**Records supplied:**
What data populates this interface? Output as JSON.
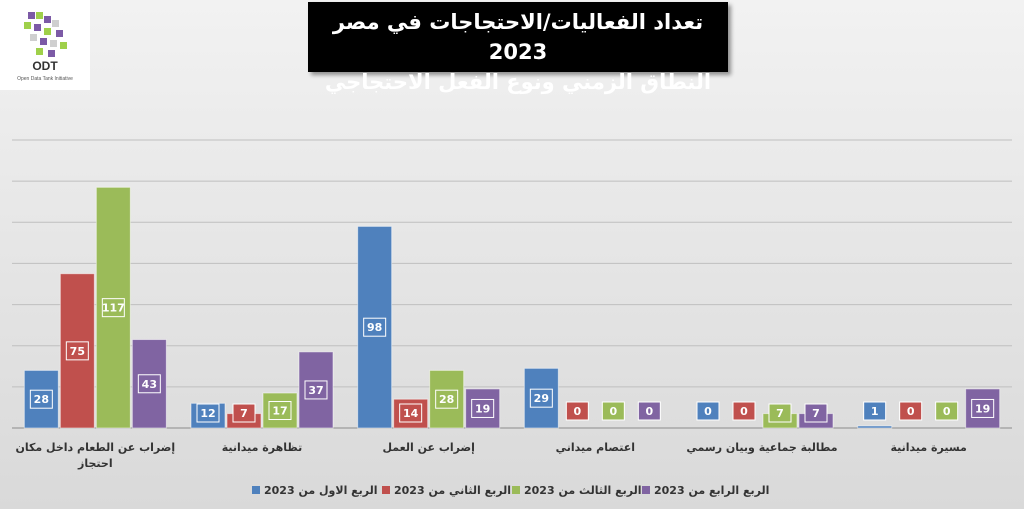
{
  "logo": {
    "name": "ODT",
    "tagline": "Open Data Tank Initiative"
  },
  "chart_data": {
    "type": "bar",
    "title": "تعداد الفعاليات/الاحتجاجات في مصر 2023",
    "subtitle": "النطاق الزمني ونوع الفعل الاحتجاجي",
    "categories": [
      "إضراب عن الطعام داخل مكان احتجاز",
      "تظاهرة ميدانية",
      "إضراب عن العمل",
      "اعتصام ميداني",
      "مطالبة جماعية وبيان رسمي",
      "مسيرة ميدانية"
    ],
    "series": [
      {
        "name": "الربع الاول من 2023",
        "color": "#4f81bd",
        "values": [
          28,
          12,
          98,
          29,
          0,
          1
        ]
      },
      {
        "name": "الربع الثاني من 2023",
        "color": "#c0504d",
        "values": [
          75,
          7,
          14,
          0,
          0,
          0
        ]
      },
      {
        "name": "الربع الثالث من 2023",
        "color": "#9bbb59",
        "values": [
          117,
          17,
          28,
          0,
          7,
          0
        ]
      },
      {
        "name": "الربع الرابع من 2023",
        "color": "#8064a2",
        "values": [
          43,
          37,
          19,
          0,
          7,
          19
        ]
      }
    ],
    "ylim": [
      0,
      140
    ],
    "grid": true,
    "legend_position": "bottom",
    "data_labels": true
  }
}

**Exercise:** Supply the count of lines in the entries that contain the word "name", and nothing besides.

**Result of this exercise:** 5